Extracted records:
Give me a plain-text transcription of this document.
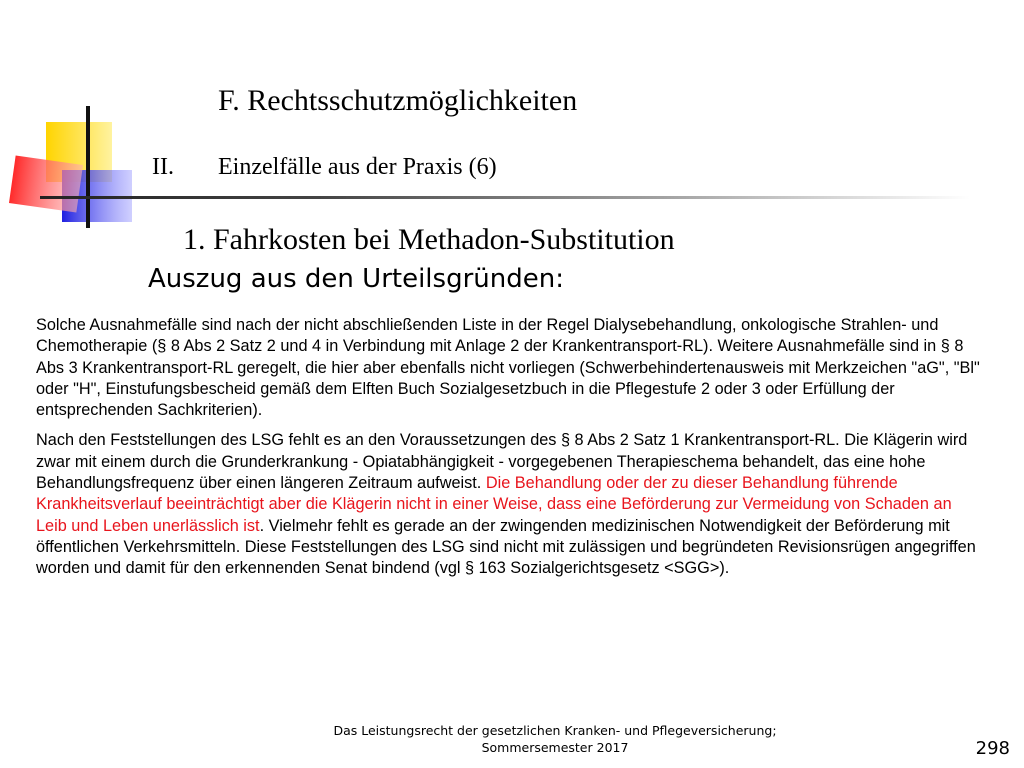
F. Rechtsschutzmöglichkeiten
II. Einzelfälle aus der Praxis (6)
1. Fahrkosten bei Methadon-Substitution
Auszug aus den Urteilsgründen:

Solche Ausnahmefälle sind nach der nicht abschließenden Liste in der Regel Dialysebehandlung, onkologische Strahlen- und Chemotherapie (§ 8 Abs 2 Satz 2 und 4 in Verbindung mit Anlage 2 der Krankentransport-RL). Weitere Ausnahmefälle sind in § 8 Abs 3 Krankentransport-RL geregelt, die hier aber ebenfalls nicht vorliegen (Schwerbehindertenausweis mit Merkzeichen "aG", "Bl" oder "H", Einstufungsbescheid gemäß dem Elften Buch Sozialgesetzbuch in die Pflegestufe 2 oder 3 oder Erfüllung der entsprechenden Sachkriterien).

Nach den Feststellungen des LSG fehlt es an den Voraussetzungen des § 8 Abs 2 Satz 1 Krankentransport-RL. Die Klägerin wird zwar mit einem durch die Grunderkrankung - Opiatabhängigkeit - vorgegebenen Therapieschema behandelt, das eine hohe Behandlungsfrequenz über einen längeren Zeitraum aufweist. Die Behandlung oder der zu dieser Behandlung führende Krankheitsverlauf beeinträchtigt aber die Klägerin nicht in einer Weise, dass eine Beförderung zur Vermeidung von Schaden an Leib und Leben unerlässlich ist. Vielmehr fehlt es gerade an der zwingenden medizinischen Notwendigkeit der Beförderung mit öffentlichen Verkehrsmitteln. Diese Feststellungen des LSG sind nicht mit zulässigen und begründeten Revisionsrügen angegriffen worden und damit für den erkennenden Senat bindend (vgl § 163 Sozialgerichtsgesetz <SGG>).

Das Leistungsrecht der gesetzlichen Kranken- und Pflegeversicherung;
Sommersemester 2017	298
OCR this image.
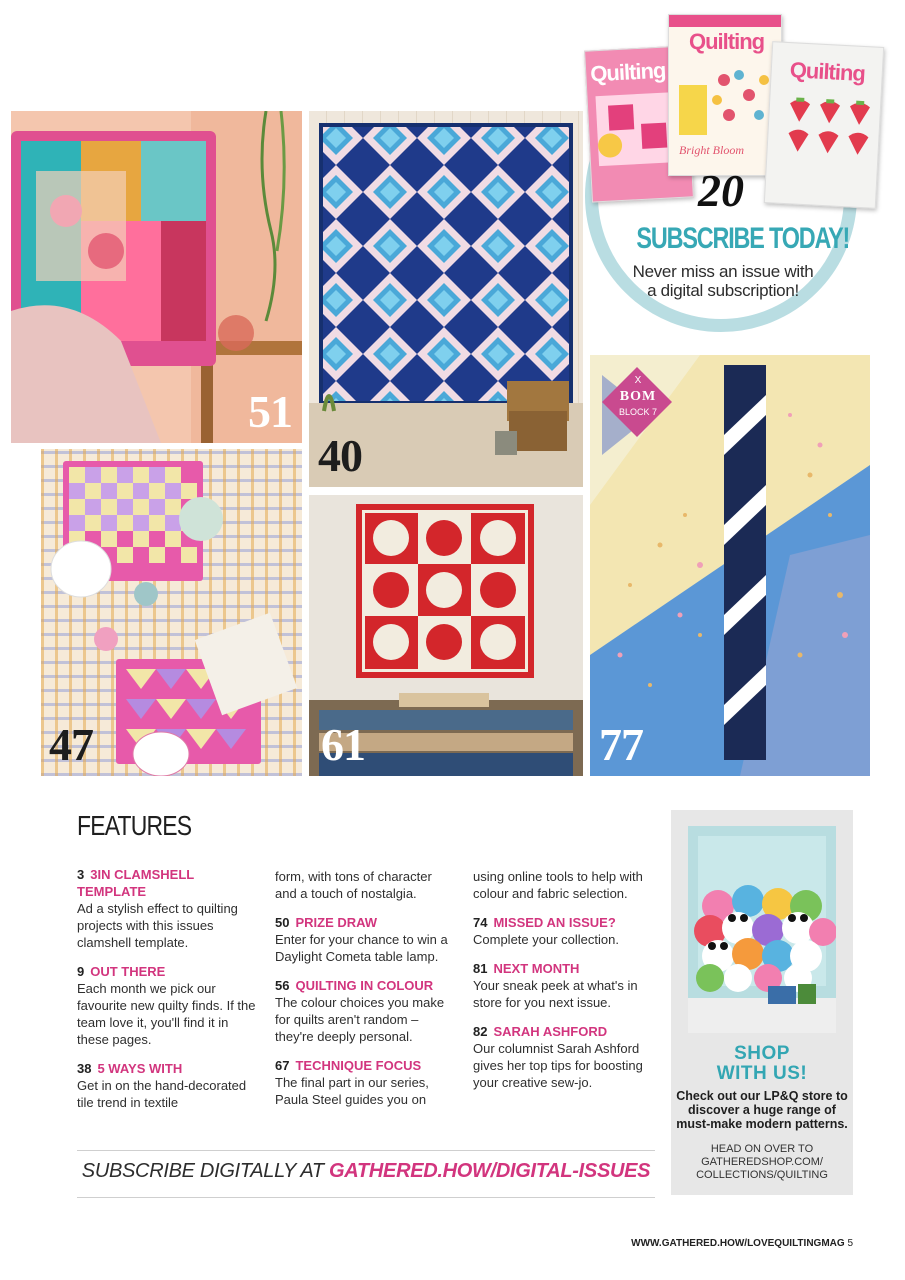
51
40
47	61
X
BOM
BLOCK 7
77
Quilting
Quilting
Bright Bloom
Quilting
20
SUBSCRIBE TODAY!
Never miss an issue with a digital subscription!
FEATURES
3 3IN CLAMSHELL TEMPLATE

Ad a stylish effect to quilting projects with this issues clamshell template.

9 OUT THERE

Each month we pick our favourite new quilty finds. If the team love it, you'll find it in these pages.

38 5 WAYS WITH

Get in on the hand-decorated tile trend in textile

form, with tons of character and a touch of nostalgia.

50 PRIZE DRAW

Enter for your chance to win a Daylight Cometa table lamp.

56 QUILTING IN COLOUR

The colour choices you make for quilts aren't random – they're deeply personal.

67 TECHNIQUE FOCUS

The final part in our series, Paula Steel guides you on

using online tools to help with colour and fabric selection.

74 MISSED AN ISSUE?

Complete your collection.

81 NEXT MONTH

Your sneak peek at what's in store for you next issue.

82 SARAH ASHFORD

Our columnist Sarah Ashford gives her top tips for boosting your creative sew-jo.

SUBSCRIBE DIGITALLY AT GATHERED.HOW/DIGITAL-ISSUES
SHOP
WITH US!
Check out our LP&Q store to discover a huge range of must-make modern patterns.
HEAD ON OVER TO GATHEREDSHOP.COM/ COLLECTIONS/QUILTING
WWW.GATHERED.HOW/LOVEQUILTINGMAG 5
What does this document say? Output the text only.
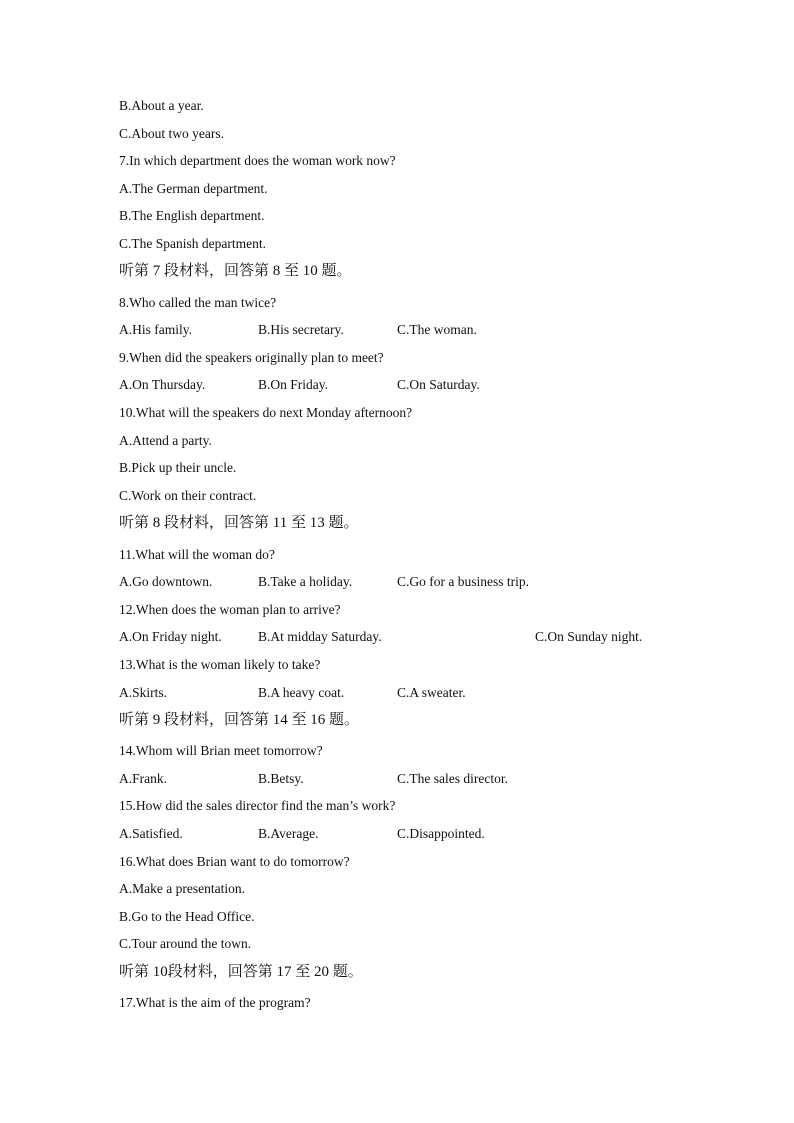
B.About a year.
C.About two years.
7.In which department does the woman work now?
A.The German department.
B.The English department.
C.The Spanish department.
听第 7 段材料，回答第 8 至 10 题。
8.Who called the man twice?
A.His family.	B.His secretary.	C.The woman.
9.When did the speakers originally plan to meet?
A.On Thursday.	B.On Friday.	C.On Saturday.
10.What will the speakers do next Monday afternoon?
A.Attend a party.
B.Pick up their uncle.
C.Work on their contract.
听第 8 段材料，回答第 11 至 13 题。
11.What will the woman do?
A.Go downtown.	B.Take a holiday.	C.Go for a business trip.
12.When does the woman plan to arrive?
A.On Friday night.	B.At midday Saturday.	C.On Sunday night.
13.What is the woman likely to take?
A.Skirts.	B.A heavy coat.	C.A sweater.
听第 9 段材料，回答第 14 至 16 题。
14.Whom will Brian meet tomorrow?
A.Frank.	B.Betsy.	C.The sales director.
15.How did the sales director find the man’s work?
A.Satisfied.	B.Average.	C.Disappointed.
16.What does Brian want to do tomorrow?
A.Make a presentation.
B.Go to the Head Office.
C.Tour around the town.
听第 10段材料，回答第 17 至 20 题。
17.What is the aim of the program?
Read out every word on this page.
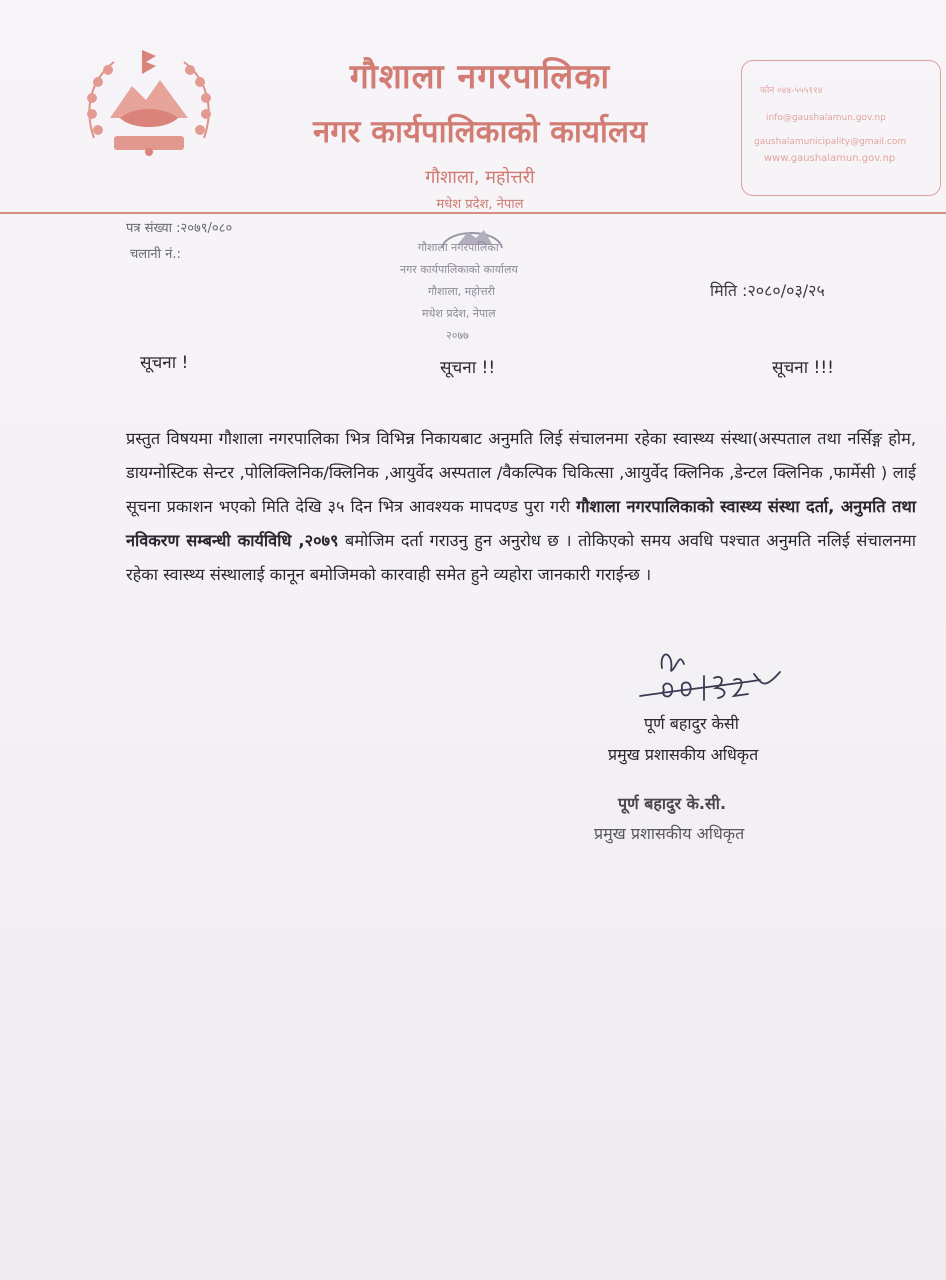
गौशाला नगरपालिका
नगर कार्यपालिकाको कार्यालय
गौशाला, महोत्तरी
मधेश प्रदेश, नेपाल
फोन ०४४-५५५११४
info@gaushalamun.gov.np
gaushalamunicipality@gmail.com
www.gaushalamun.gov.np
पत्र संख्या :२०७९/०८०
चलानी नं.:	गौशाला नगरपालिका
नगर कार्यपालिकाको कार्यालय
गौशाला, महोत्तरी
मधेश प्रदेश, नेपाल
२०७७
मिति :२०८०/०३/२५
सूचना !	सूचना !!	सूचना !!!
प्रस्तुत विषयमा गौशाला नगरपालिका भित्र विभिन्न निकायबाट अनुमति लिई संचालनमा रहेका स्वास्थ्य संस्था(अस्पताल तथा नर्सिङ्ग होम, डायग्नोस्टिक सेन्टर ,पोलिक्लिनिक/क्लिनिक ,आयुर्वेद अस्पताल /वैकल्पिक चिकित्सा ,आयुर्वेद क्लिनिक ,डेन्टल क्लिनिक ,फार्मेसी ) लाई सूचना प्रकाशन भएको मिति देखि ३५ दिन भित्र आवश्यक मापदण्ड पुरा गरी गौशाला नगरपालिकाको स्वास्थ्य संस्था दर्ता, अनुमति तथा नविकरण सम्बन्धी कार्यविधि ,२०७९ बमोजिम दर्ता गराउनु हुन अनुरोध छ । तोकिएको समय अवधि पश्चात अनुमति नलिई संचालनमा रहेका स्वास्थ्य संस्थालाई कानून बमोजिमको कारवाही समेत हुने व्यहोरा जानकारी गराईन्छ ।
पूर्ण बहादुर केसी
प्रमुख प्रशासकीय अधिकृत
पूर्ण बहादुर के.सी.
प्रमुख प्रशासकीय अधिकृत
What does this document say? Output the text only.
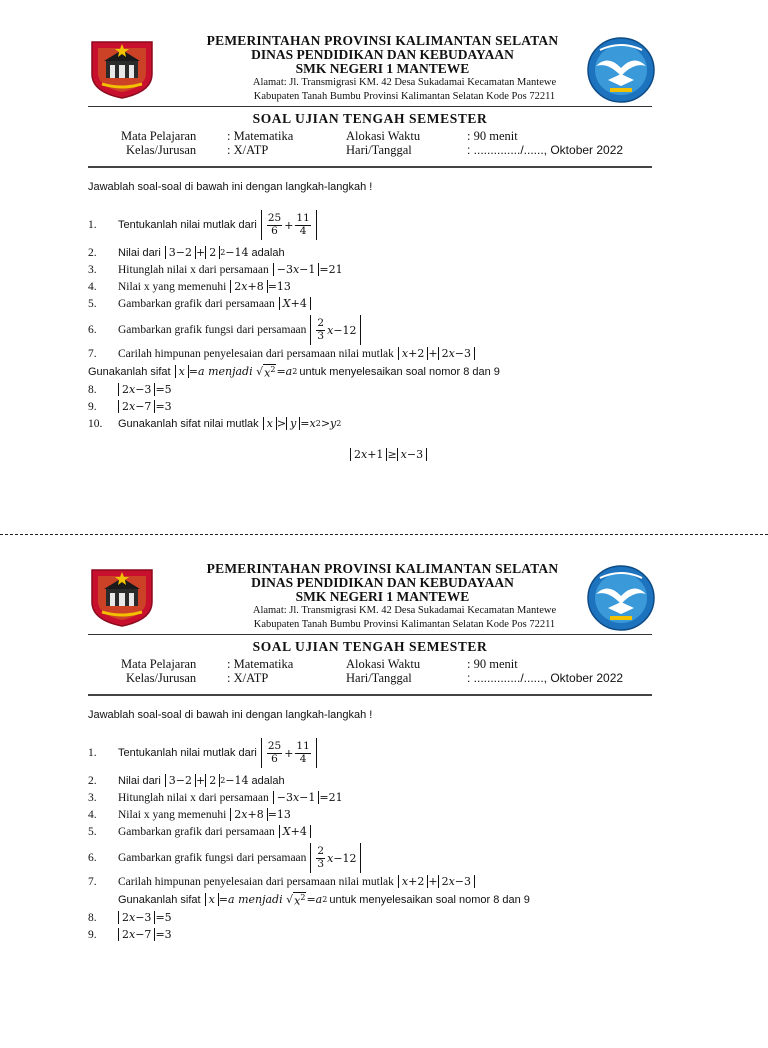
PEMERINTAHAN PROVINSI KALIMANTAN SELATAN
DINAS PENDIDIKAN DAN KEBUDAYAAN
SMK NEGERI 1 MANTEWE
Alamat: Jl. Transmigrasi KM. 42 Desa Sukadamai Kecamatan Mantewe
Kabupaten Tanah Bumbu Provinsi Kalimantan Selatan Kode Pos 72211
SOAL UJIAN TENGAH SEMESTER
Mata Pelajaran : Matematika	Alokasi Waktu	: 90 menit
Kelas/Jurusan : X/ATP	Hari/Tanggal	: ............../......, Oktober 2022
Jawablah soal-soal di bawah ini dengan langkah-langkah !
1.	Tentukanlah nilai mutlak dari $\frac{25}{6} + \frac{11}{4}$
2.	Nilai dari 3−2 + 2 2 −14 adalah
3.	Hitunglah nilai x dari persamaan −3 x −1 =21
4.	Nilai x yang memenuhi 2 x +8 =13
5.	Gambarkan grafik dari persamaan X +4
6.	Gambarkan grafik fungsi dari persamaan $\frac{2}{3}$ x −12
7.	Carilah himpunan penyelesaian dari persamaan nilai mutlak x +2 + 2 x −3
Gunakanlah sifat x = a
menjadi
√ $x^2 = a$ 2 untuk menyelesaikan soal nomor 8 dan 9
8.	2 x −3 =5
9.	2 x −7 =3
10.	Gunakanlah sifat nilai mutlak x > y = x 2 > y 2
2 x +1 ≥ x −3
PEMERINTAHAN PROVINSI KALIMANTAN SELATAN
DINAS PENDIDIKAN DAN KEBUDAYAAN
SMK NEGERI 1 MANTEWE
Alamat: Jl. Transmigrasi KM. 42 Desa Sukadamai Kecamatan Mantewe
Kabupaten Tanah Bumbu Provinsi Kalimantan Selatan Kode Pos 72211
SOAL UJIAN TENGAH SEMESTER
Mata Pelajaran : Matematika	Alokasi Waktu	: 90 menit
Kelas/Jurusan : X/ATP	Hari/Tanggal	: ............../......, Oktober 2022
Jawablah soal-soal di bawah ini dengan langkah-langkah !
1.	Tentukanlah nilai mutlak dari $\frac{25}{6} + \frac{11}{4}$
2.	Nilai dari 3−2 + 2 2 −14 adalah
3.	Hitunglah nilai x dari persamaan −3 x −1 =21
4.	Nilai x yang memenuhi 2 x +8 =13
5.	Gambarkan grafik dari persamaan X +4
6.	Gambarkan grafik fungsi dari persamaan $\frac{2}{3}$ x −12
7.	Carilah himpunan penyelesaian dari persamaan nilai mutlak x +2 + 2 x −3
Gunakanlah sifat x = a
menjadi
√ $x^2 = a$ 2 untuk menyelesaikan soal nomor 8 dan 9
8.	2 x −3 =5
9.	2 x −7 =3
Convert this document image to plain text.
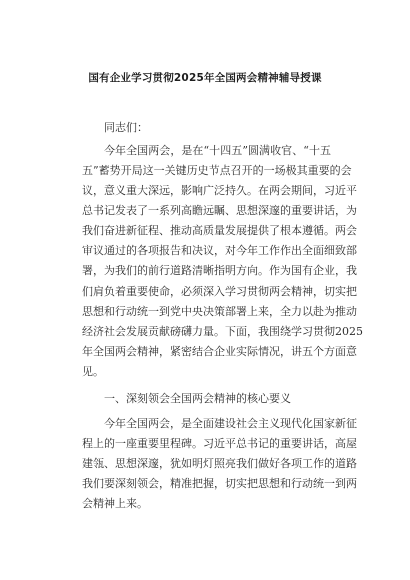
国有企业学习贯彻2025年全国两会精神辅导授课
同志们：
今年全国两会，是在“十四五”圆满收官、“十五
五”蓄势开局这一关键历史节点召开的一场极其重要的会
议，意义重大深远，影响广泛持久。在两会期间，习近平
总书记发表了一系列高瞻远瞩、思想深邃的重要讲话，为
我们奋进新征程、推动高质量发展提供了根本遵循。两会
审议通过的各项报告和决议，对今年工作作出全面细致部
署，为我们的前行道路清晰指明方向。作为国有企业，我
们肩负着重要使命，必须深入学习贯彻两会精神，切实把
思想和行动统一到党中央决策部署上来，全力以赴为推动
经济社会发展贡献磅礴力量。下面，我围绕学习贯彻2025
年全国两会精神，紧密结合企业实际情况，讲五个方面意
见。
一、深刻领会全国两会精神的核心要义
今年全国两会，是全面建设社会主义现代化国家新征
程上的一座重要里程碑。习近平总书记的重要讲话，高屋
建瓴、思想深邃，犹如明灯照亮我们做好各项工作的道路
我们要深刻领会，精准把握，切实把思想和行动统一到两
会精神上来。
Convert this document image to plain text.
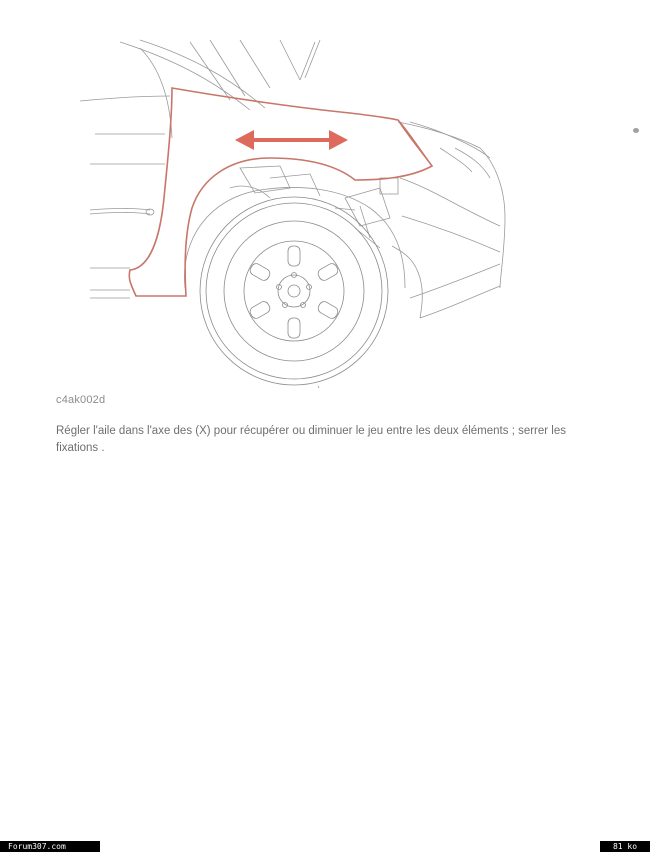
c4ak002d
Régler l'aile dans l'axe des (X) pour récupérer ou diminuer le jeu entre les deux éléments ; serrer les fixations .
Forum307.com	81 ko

Your objective »
Find and copy each line above that includes the string "store".

Reply to the exercise »
Your sneak peek at what's in store for you next issue.
Check out our LP&Q store to discover a huge range of must-make modern patterns.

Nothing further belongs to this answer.